> **Exercise requirements**
The word "marker" occurs in some lines of the data. Return each such line.

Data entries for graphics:
·····

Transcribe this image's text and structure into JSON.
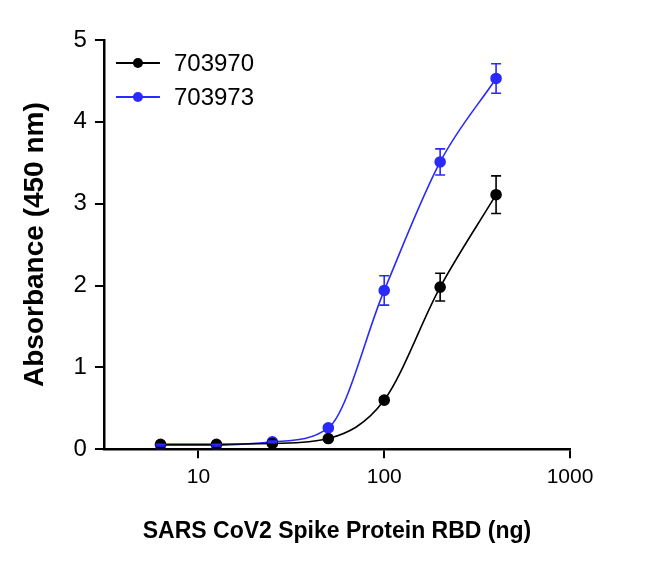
{
  "chart_data": {
    "type": "line",
    "x_label": "SARS CoV2 Spike Protein RBD (ng)",
    "y_label": "Absorbance (450 nm)",
    "x": [
      6.25,
      12.5,
      25,
      50,
      100,
      200,
      400
    ],
    "series": [
      {
        "name": "703970",
        "color": "#000000",
        "marker": "circle",
        "line_style": "solid",
        "values": [
          0.06,
          0.06,
          0.07,
          0.13,
          0.6,
          1.98,
          3.11
        ],
        "errors": [
          0.01,
          0.01,
          0.01,
          0.02,
          0.03,
          0.17,
          0.23
        ]
      },
      {
        "name": "703973",
        "color": "#2a2aff",
        "marker": "circle",
        "line_style": "solid",
        "values": [
          0.05,
          0.05,
          0.09,
          0.26,
          1.94,
          3.51,
          4.53
        ],
        "errors": [
          0.01,
          0.01,
          0.01,
          0.03,
          0.18,
          0.16,
          0.18
        ]
      }
    ],
    "log": "x",
    "xlim": [
      3.1,
      1000
    ],
    "xticks": [
      10,
      100,
      1000
    ],
    "ylim": [
      0,
      5
    ],
    "yticks": [
      0,
      1,
      2,
      3,
      4,
      5
    ],
    "grid": false,
    "legend": "top-left"
  }
}
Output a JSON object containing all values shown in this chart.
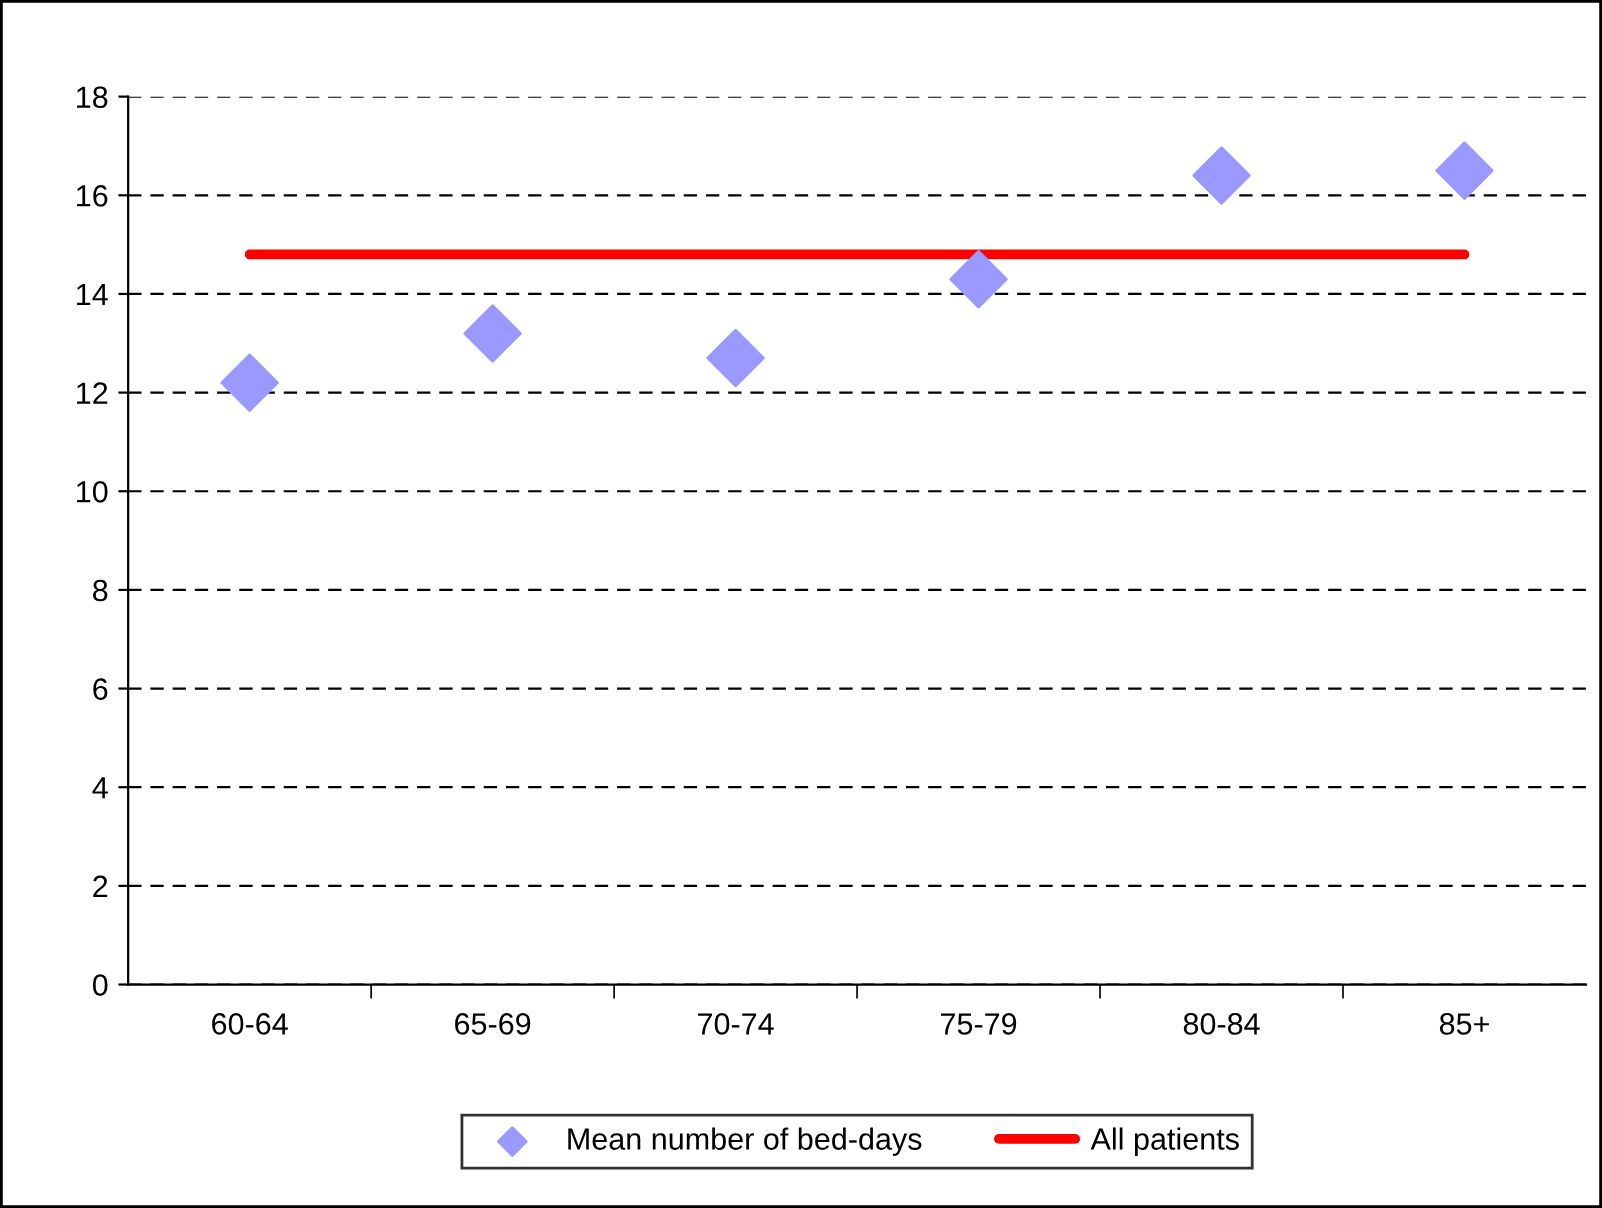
{
  "chart_data": {
    "type": "scatter",
    "categories": [
      "60-64",
      "65-69",
      "70-74",
      "75-79",
      "80-84",
      "85+"
    ],
    "series": [
      {
        "name": "Mean number of bed-days",
        "color": "#9999ff",
        "marker": "diamond",
        "values": [
          12.2,
          13.2,
          12.7,
          14.3,
          16.4,
          16.5
        ]
      },
      {
        "name": "All patients",
        "type": "line",
        "color": "#ff0000",
        "marker": "none",
        "values": [
          14.8,
          14.8,
          14.8,
          14.8,
          14.8,
          14.8
        ]
      }
    ],
    "ylim": [
      0,
      18
    ],
    "yticks": [
      0,
      2,
      4,
      6,
      8,
      10,
      12,
      14,
      16,
      18
    ],
    "grid": "y",
    "legend": "bottom"
  }
}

·····

> **Solution to this problem**
        "marker": "circle",
        "marker": "circle",
        "marker": "diamond",
        "marker": "none",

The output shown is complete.